[DATA FOR PROCESSING start]

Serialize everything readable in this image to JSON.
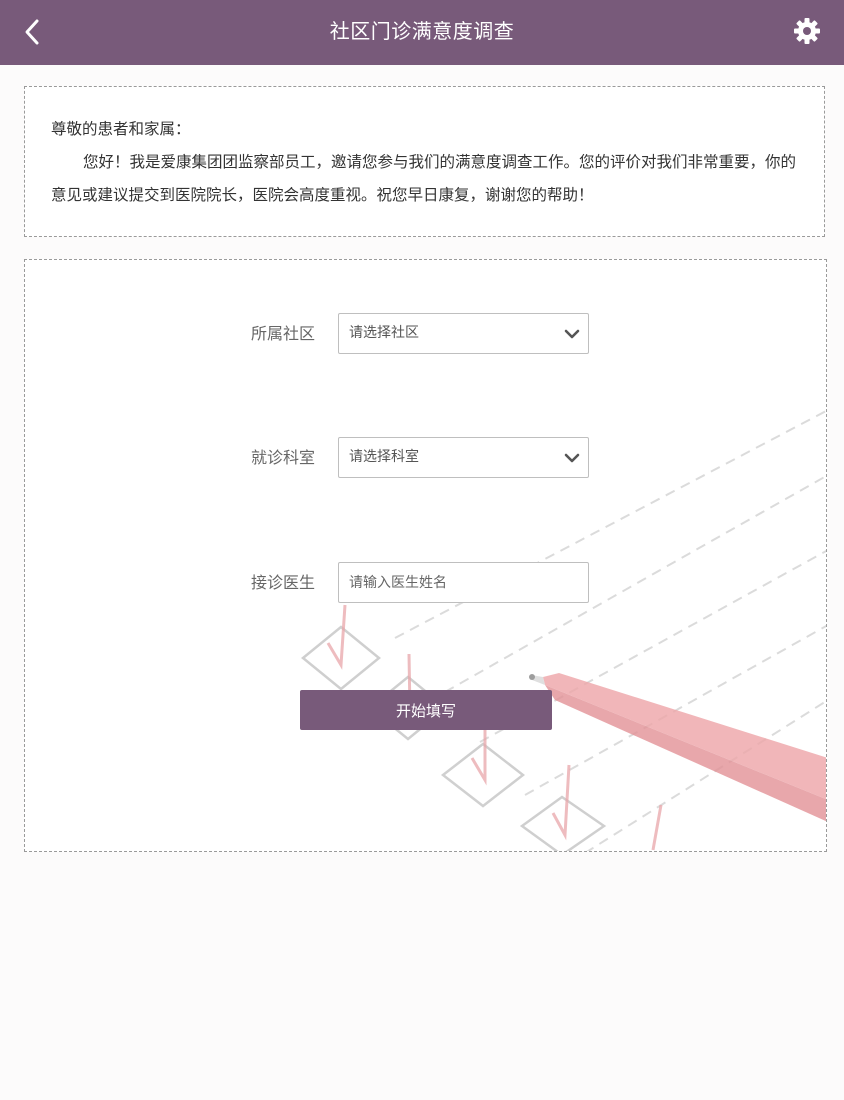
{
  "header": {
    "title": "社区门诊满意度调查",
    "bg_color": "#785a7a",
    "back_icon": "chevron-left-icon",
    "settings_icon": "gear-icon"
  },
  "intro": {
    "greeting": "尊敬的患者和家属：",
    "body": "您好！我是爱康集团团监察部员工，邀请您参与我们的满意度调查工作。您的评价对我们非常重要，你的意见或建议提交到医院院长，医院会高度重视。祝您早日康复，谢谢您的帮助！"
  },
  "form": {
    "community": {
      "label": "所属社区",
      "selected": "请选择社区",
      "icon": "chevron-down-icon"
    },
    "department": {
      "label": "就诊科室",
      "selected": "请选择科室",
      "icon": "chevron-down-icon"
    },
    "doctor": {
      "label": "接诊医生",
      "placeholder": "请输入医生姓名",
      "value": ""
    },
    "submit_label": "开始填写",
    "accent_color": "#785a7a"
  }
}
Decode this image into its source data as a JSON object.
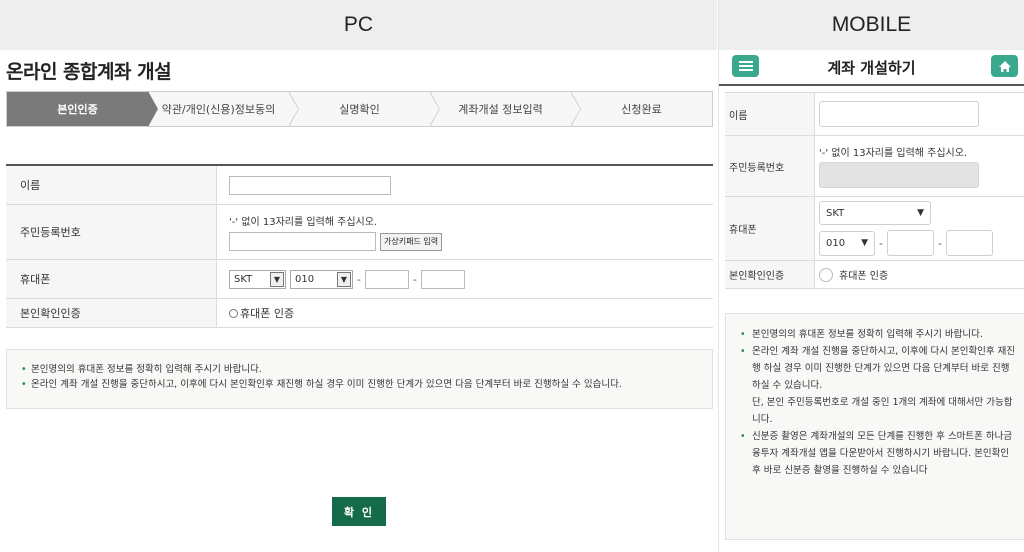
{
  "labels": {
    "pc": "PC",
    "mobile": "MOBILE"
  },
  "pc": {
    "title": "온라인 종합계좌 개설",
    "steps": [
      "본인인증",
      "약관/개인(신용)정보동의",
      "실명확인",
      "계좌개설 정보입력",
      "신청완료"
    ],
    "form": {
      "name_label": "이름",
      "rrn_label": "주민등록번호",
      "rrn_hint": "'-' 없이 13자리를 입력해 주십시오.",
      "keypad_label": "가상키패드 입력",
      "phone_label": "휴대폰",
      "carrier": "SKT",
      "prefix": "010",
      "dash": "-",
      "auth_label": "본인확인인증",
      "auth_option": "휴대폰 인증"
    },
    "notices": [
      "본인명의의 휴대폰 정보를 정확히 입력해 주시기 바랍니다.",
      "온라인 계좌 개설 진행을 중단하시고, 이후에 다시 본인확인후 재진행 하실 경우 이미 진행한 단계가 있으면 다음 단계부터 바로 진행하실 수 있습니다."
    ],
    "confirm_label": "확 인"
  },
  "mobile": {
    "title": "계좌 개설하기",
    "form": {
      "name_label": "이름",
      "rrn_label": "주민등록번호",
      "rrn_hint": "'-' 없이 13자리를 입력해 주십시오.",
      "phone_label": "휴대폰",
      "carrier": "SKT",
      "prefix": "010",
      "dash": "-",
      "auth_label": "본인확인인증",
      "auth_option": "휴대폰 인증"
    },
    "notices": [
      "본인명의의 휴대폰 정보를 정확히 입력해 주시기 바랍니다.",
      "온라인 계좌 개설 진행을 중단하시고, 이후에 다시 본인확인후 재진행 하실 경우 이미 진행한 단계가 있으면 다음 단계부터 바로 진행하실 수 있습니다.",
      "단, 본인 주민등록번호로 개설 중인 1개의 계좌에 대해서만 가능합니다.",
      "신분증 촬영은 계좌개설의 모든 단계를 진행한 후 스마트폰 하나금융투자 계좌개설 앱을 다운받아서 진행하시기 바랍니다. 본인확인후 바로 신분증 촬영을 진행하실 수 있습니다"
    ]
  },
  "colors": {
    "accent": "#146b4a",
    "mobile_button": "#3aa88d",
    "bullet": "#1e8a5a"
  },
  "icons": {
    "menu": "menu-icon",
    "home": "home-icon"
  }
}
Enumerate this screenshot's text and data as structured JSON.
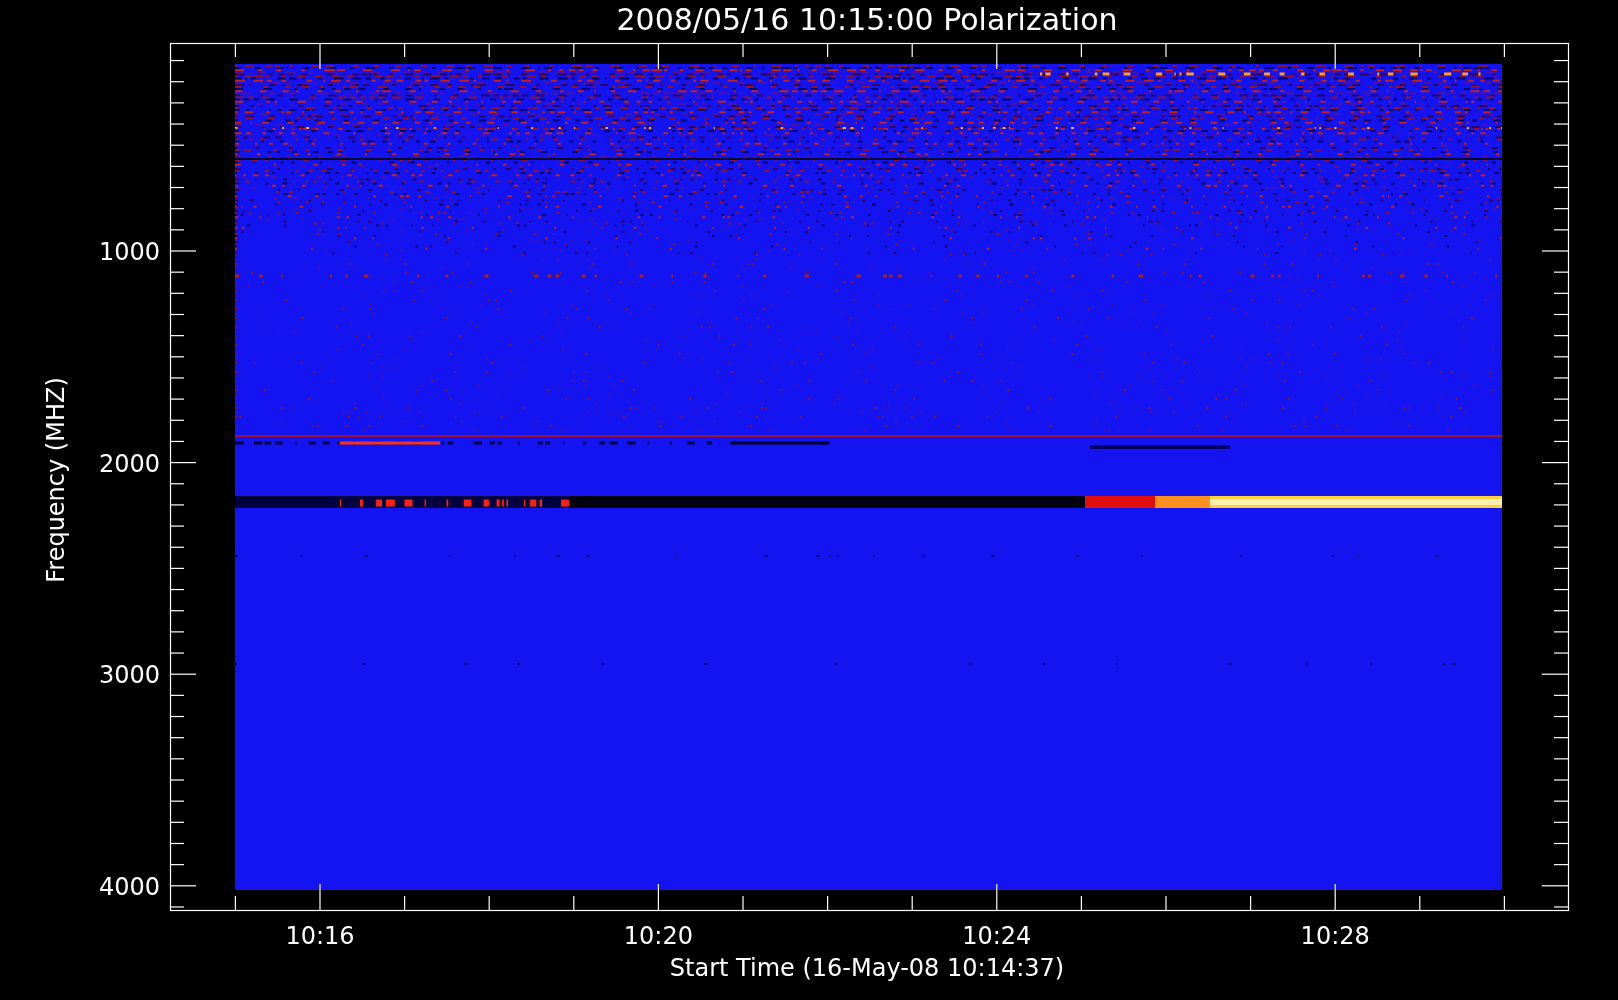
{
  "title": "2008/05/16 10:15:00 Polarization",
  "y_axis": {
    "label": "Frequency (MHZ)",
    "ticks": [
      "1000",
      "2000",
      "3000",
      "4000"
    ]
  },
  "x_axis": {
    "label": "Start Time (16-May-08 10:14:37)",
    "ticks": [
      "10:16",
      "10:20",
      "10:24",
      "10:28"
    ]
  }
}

[DATA FOR PROCESSING end]

EXERCISE BRIEF
Copy each line from the data above that includes "계좌개설".

ANSWER TO THIS TASK
      "계좌개설 정보입력",
      "신분증 촬영은 계좌개설의 모든 단계를 진행한 후 스마트폰 하나금융투자 계좌개설 앱을 다운받아서 진행하시기 바랍니다. 본인확인후 바로 신분증 촬영을 진행하실 수 있습니다"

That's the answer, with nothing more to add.